(Items from a data source)
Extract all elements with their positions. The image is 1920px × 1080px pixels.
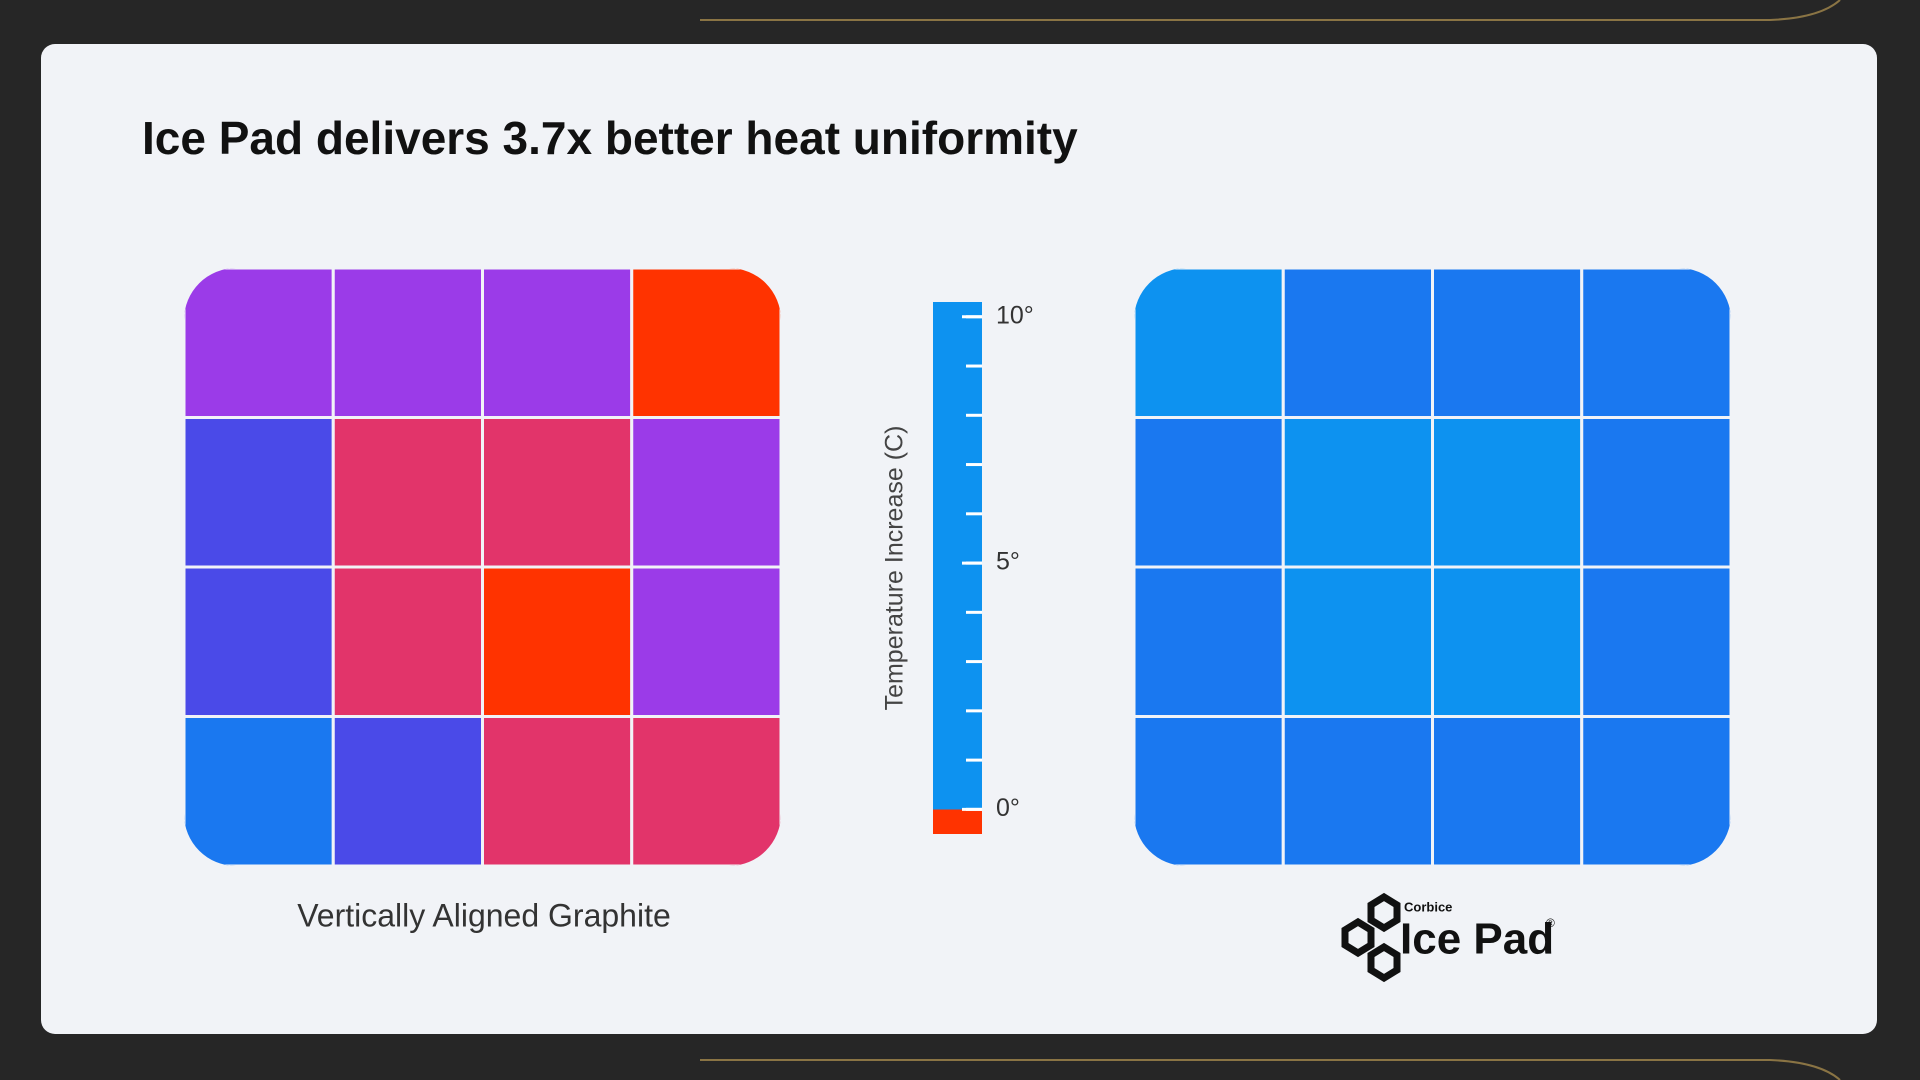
heat-cell	[1431, 416, 1584, 569]
colorbar-tick-label: 5°	[996, 548, 1020, 576]
heat-cell	[1431, 715, 1584, 866]
colorbar-label: Temperature Increase (C)	[881, 426, 909, 711]
logo-hex	[1367, 942, 1401, 983]
heatmap-left	[184, 268, 781, 866]
colorbar-tick-label: 0°	[996, 794, 1020, 822]
heat-cell	[1580, 416, 1731, 569]
heat-cell	[481, 268, 634, 419]
heat-cell	[1431, 268, 1584, 419]
heat-cell	[1431, 565, 1584, 718]
colorbar-tick-label: 10°	[996, 301, 1034, 329]
heat-cell	[1281, 268, 1434, 419]
decor-line	[700, 1059, 1841, 1080]
heat-cell	[630, 565, 781, 718]
heat-cell	[481, 565, 634, 718]
heat-cell	[481, 416, 634, 569]
heat-cell	[1580, 565, 1731, 718]
heat-cell	[1134, 715, 1285, 866]
heat-cell	[184, 416, 335, 569]
heat-cell	[1134, 416, 1285, 569]
heat-cell	[630, 715, 781, 866]
logo-name: Ice Pad	[1400, 915, 1554, 964]
heat-cell	[184, 268, 335, 419]
logo-hex	[1341, 917, 1375, 958]
heat-cell	[1134, 268, 1285, 419]
chart-title: Ice Pad delivers 3.7x better heat unifor…	[142, 112, 1078, 164]
decor-line	[700, 0, 1841, 21]
heat-cell	[331, 715, 484, 866]
heat-cell	[1580, 268, 1731, 419]
heat-cell	[1134, 565, 1285, 718]
heat-cell	[1281, 565, 1434, 718]
panel-label: Vertically Aligned Graphite	[297, 897, 671, 933]
heat-cell	[630, 416, 781, 569]
logo-hex	[1367, 892, 1401, 933]
heat-cell	[331, 565, 484, 718]
colorbar	[933, 302, 982, 834]
logo	[1341, 892, 1401, 983]
heat-cell	[630, 268, 781, 419]
logo-brand: Corbice	[1404, 899, 1452, 914]
heat-cell	[1281, 416, 1434, 569]
heat-cell	[184, 715, 335, 866]
heat-cell	[1580, 715, 1731, 866]
heat-cell	[331, 416, 484, 569]
logo-mark: ®	[1546, 916, 1555, 930]
heat-cell	[184, 565, 335, 718]
heat-cell	[1281, 715, 1434, 866]
heat-cell	[331, 268, 484, 419]
heatmap-right	[1134, 268, 1731, 866]
heat-cell	[481, 715, 634, 866]
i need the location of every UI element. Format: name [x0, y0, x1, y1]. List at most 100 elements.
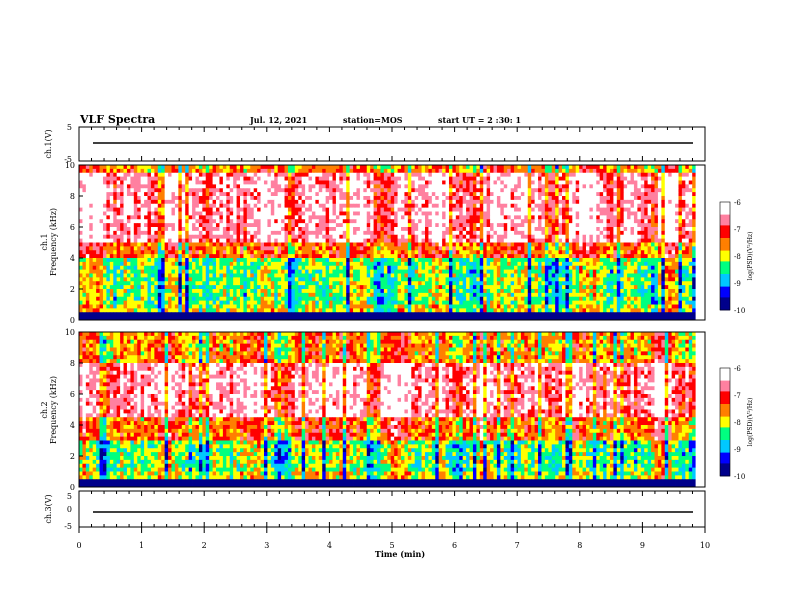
- spectrogram-cell: [613, 207, 618, 212]
- spectrogram-cell: [298, 219, 303, 224]
- spectrogram-cell: [647, 203, 652, 209]
- spectrogram-cell: [407, 192, 412, 197]
- spectrogram-cell: [633, 242, 638, 247]
- spectrogram-cell: [308, 227, 313, 232]
- spectrogram-cell: [212, 246, 217, 251]
- spectrogram-cell: [394, 265, 398, 271]
- spectrogram-cell: [637, 184, 642, 189]
- spectrogram-cell: [462, 192, 467, 197]
- spectrogram-cell: [654, 184, 659, 189]
- spectrogram-cell: [507, 215, 512, 220]
- spectrogram-cell: [305, 196, 309, 201]
- spectrogram-cell: [109, 261, 114, 267]
- spectrogram-cell: [250, 168, 255, 174]
- spectrogram-cell: [616, 230, 621, 236]
- spectrogram-cell: [455, 242, 460, 247]
- spectrogram-cell: [301, 165, 306, 170]
- spectrogram-cell: [681, 261, 686, 267]
- spectrogram-cell: [294, 230, 299, 236]
- spectrogram-cell: [137, 230, 142, 236]
- spectrogram-cell: [366, 215, 371, 220]
- spectrogram-cell: [363, 192, 368, 197]
- spectrogram-cell: [359, 265, 364, 271]
- spectrogram-cell: [490, 246, 494, 251]
- spectrogram-cell: [510, 246, 515, 251]
- spectrogram-cell: [424, 261, 429, 267]
- spectrogram-cell: [651, 223, 655, 228]
- spectrogram-cell: [116, 254, 121, 259]
- spectrogram-cell: [637, 250, 642, 255]
- spectrogram-cell: [606, 242, 611, 247]
- spectrogram-cell: [363, 188, 368, 193]
- spectrogram-cell: [462, 219, 467, 224]
- spectrogram-cell: [431, 192, 436, 197]
- spectrogram-cell: [174, 199, 179, 205]
- spectrogram-cell: [668, 180, 673, 185]
- spectrogram-cell: [113, 265, 118, 271]
- spectrogram-cell: [383, 199, 388, 205]
- spectrogram-cell: [630, 242, 635, 247]
- spectrogram-cell: [510, 172, 515, 178]
- spectrogram-cell: [455, 180, 460, 185]
- spectrogram-cell: [243, 165, 248, 170]
- spectrogram-cell: [164, 246, 169, 251]
- spectrogram-cell: [89, 203, 94, 209]
- spectrogram-cell: [661, 192, 666, 197]
- spectrogram-cell: [661, 242, 666, 247]
- spectrogram-cell: [222, 234, 227, 240]
- spectrogram-cell: [383, 184, 388, 189]
- spectrogram-cell: [589, 265, 594, 271]
- spectrogram-cell: [640, 203, 645, 209]
- spectrogram-cell: [246, 168, 251, 174]
- spectrogram-cell: [257, 242, 261, 247]
- spectrogram-cell: [603, 203, 607, 209]
- spectrogram-cell: [335, 261, 340, 267]
- spectrogram-cell: [671, 184, 676, 189]
- spectrogram-cell: [284, 261, 289, 267]
- spectrogram-cell: [380, 211, 385, 216]
- spectrogram-cell: [363, 215, 368, 220]
- spectrogram-cell: [270, 207, 275, 212]
- spectrogram-cell: [397, 172, 402, 178]
- spectrogram-cell: [407, 184, 412, 189]
- spectrogram-cell: [370, 265, 375, 271]
- spectrogram-cell: [538, 211, 542, 216]
- spectrogram-cell: [623, 254, 628, 259]
- spectrogram-cell: [671, 168, 676, 174]
- spectrogram-cell: [346, 203, 351, 209]
- spectrogram-cell: [346, 227, 351, 232]
- spectrogram-cell: [524, 219, 529, 224]
- spectrogram-cell: [606, 165, 611, 170]
- spectrogram-cell: [678, 242, 683, 247]
- spectrogram-cell: [260, 165, 265, 170]
- spectrogram-cell: [633, 176, 638, 181]
- spectrogram-cell: [541, 199, 546, 205]
- spectrogram-cell: [212, 192, 217, 197]
- spectrogram-cell: [568, 223, 573, 228]
- spectrogram-cell: [493, 219, 498, 224]
- spectrogram-cell: [154, 258, 159, 263]
- spectrogram-cell: [154, 203, 159, 209]
- spectrogram-cell: [517, 246, 522, 251]
- spectrogram-cell: [527, 230, 532, 236]
- spectrogram-cell: [390, 211, 395, 216]
- spectrogram-cell: [418, 165, 422, 170]
- spectrogram-cell: [318, 223, 323, 228]
- spectrogram-cell: [589, 223, 594, 228]
- spectrogram-cell: [260, 207, 265, 212]
- spectrogram-cell: [130, 242, 135, 247]
- spectrogram-cell: [192, 168, 196, 174]
- spectrogram-cell: [459, 227, 464, 232]
- spectrogram-cell: [394, 238, 398, 243]
- spectrogram-cell: [401, 196, 405, 201]
- spectrogram-cell: [431, 219, 436, 224]
- spectrogram-cell: [627, 207, 631, 212]
- spectrogram-cell: [79, 269, 83, 274]
- spectrogram-cell: [548, 172, 553, 178]
- spectrogram-cell: [414, 196, 419, 201]
- spectrogram-cell: [308, 215, 313, 220]
- spectrogram-cell: [99, 188, 104, 193]
- spectrogram-cell: [222, 261, 227, 267]
- spectrogram-cell: [92, 269, 97, 274]
- spectrogram-cell: [387, 199, 392, 205]
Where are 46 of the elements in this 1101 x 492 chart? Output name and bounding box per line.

■ **Given request**: Express every line of the records above as a JSON list of strings, one string per line, with blank lines left out. Omit the pictures from the answer.

■ **Task answer**:
[
  "Extract all elements with their positions. The image is 1920px × 1080px pixels.",
  "heat-cell\t[1431, 416, 1584, 569]",
  "colorbar-tick-label: 5°\t[996, 548, 1020, 576]",
  "heat-cell\t[1431, 715, 1584, 866]",
  "colorbar-label: Temperature Increase (C)\t[881, 426, 909, 711]",
  "logo-hex\t[1367, 942, 1401, 983]",
  "heatmap-left\t[184, 268, 781, 866]",
  "colorbar-tick-label: 0°\t[996, 794, 1020, 822]",
  "heat-cell\t[1580, 416, 1731, 569]",
  "heat-cell\t[481, 268, 634, 419]",
  "heat-cell\t[1431, 268, 1584, 419]",
  "heat-cell\t[1431, 565, 1584, 718]",
  "colorbar-tick-label: 10°\t[996, 301, 1034, 329]",
  "heat-cell\t[1281, 268, 1434, 419]",
  "decor-line\t[700, 1059, 1841, 1080]",
  "heat-cell\t[630, 565, 781, 718]",
  "heat-cell\t[481, 565, 634, 718]",
  "heat-cell\t[481, 416, 634, 569]",
  "heat-cell\t[1580, 565, 1731, 718]",
  "heat-cell\t[1134, 715, 1285, 866]",
  "heat-cell\t[184, 416, 335, 569]",
  "heat-cell\t[1134, 416, 1285, 569]",
  "heat-cell\t[630, 715, 781, 866]",
  "logo-name: Ice Pad\t[1400, 915, 1554, 964]",
  "heat-cell\t[184, 268, 335, 419]",
  "logo-hex\t[1341, 917, 1375, 958]",
  "heat-cell\t[1134, 268, 1285, 419]",
  "chart-title: Ice Pad delivers 3.7x better heat unifor…\t[142, 112, 1078, 164]",
  "decor-line\t[700, 0, 1841, 21]",
  "heat-cell\t[331, 715, 484, 866]",
  "heat-cell\t[1580, 268, 1731, 419]",
  "heat-cell\t[1134, 565, 1285, 718]",
  "heat-cell\t[1281, 565, 1434, 718]",
  "panel-label: Vertically Aligned Graphite\t[297, 897, 671, 933]",
  "heat-cell\t[630, 416, 781, 569]",
  "logo-hex\t[1367, 892, 1401, 933]",
  "heat-cell\t[331, 565, 484, 718]",
  "colorbar\t[933, 302, 982, 834]",
  "logo\t[1341, 892, 1401, 983]",
  "heat-cell\t[630, 268, 781, 419]",
  "logo-brand: Corbice\t[1404, 899, 1452, 914]",
  "heat-cell\t[1281, 416, 1434, 569]",
  "heat-cell\t[184, 715, 335, 866]",
  "heat-cell\t[1580, 715, 1731, 866]",
  "heat-cell\t[331, 416, 484, 569]",
  "logo-mark: ®\t[1546, 916, 1555, 930]",
  "heat-cell\t[184, 565, 335, 718]",
  "heat-cell\t[1281, 715, 1434, 866]",
  "heat-cell\t[331, 268, 484, 419]",
  "heatmap-right\t[1134, 268, 1731, 866]",
  "heat-cell\t[481, 715, 634, 866]",
  "i need the location of every UI element. Format: name [x0, y0, x1, y1]. List at most 100 elements.",
  "- spectrogram-cell: [613, 207, 618, 212]",
  "- spectrogram-cell: [298, 219, 303, 224]",
  "- spectrogram-cell: [647, 203, 652, 209]",
  "- spectrogram-cell: [407, 192, 412, 197]",
  "- spectrogram-cell: [633, 242, 638, 247]",
  "- spectrogram-cell: [308, 227, 313, 232]",
  "- spectrogram-cell: [212, 246, 217, 251]",
  "- spectrogram-cell: [394, 265, 398, 271]",
  "- spectrogram-cell: [637, 184, 642, 189]",
  "- spectrogram-cell: [462, 192, 467, 197]",
  "- spectrogram-cell: [654, 184, 659, 189]",
  "- spectrogram-cell: [507, 215, 512, 220]",
  "- spectrogram-cell: [305, 196, 309, 201]",
  "- spectrogram-cell: [109, 261, 114, 267]",
  "- spectrogram-cell: [250, 168, 255, 174]",
  "- spectrogram-cell: [616, 230, 621, 236]",
  "- spectrogram-cell: [455, 242, 460, 247]",
  "- spectrogram-cell: [301, 165, 306, 170]",
  "- spectrogram-cell: [681, 261, 686, 267]",
  "- spectrogram-cell: [294, 230, 299, 236]",
  "- spectrogram-cell: [137, 230, 142, 236]",
  "- spectrogram-cell: [366, 215, 371, 220]",
  "- spectrogram-cell: [363, 192, 368, 197]",
  "- spectrogram-cell: [359, 265, 364, 271]",
  "- spectrogram-cell: [490, 246, 494, 251]",
  "- spectrogram-cell: [510, 246, 515, 251]",
  "- spectrogram-cell: [424, 261, 429, 267]",
  "- spectrogram-cell: [651, 223, 655, 228]",
  "- spectrogram-cell: [116, 254, 121, 259]",
  "- spectrogram-cell: [637, 250, 642, 255]",
  "- spectrogram-cell: [606, 242, 611, 247]",
  "- spectrogram-cell: [363, 188, 368, 193]",
  "- spectrogram-cell: [462, 219, 467, 224]",
  "- spectrogram-cell: [431, 192, 436, 197]",
  "- spectrogram-cell: [174, 199, 179, 205]",
  "- spectrogram-cell: [668, 180, 673, 185]",
  "- spectrogram-cell: [113, 265, 118, 271]",
  "- spectrogram-cell: [383, 199, 388, 205]",
  "- spectrogram-cell: [630, 242, 635, 247]",
  "- spectrogram-cell: [510, 172, 515, 178]",
  "- spectrogram-cell: [455, 180, 460, 185]",
  "- spectrogram-cell: [243, 165, 248, 170]",
  "- spectrogram-cell: [164, 246, 169, 251]",
  "- spectrogram-cell: [89, 203, 94, 209]",
  "- spectrogram-cell: [661, 192, 666, 197]",
  "- spectrogram-cell: [661, 242, 666, 247]",
  "- spectrogram-cell: [222, 234, 227, 240]",
  "- spectrogram-cell: [383, 184, 388, 189]",
  "- spectrogram-cell: [589, 265, 594, 271]",
  "- spectrogram-cell: [640, 203, 645, 209]",
  "- spectrogram-cell: [246, 168, 251, 174]",
  "- spectrogram-cell: [257, 242, 261, 247]",
  "- spectrogram-cell: [603, 203, 607, 209]",
  "- spectrogram-cell: [335, 261, 340, 267]",
  "- spectrogram-cell: [671, 184, 676, 189]",
  "- spectrogram-cell: [284, 261, 289, 267]",
  "- spectrogram-cell: [380, 211, 385, 216]",
  "- spectrogram-cell: [363, 215, 368, 220]",
  "- spectrogram-cell: [270, 207, 275, 212]",
  "- spectrogram-cell: [397, 172, 402, 178]",
  "- spectrogram-cell: [407, 184, 412, 189]",
  "- spectrogram-cell: [370, 265, 375, 271]",
  "- spectrogram-cell: [538, 211, 542, 216]",
  "- spectrogram-cell: [623, 254, 628, 259]",
  "- spectrogram-cell: [671, 168, 676, 174]",
  "- spectrogram-cell: [346, 203, 351, 209]",
  "- spectrogram-cell: [346, 227, 351, 232]",
  "- spectrogram-cell: [524, 219, 529, 224]",
  "- spectrogram-cell: [606, 165, 611, 170]",
  "- spectrogram-cell: [678, 242, 683, 247]",
  "- spectrogram-cell: [260, 165, 265, 170]",
  "- spectrogram-cell: [633, 176, 638, 181]",
  "- spectrogram-cell: [541, 199, 546, 205]",
  "- spectrogram-cell: [212, 192, 217, 197]",
  "- spectrogram-cell: [568, 223, 573, 228]",
  "- spectrogram-cell: [493, 219, 498, 224]",
  "- spectrogram-cell: [154, 258, 159, 263]",
  "- spectrogram-cell: [154, 203, 159, 209]",
  "- spectrogram-cell: [517, 246, 522, 251]",
  "- spectrogram-cell: [527, 230, 532, 236]",
  "- spectrogram-cell: [390, 211, 395, 216]",
  "- spectrogram-cell: [418, 165, 422, 170]",
  "- spectrogram-cell: [318, 223, 323, 228]",
  "- spectrogram-cell: [589, 223, 594, 228]",
  "- spectrogram-cell: [260, 207, 265, 212]",
  "- spectrogram-cell: [130, 242, 135, 247]",
  "- spectrogram-cell: [192, 168, 196, 174]",
  "- spectrogram-cell: [459, 227, 464, 232]",
  "- spectrogram-cell: [394, 238, 398, 243]",
  "- spectrogram-cell: [401, 196, 405, 201]",
  "- spectrogram-cell: [431, 219, 436, 224]",
  "- spectrogram-cell: [627, 207, 631, 212]",
  "- spectrogram-cell: [79, 269, 83, 274]",
  "- spectrogram-cell: [548, 172, 553, 178]",
  "- spectrogram-cell: [414, 196, 419, 201]",
  "- spectrogram-cell: [308, 215, 313, 220]",
  "- spectrogram-cell: [99, 188, 104, 193]",
  "- spectrogram-cell: [222, 261, 227, 267]",
  "- spectrogram-cell: [92, 269, 97, 274]",
  "- spectrogram-cell: [387, 199, 392, 205]",
  "Where are 46 of the elements in this 1101 x 492 chart? Output name and bounding box per line."
]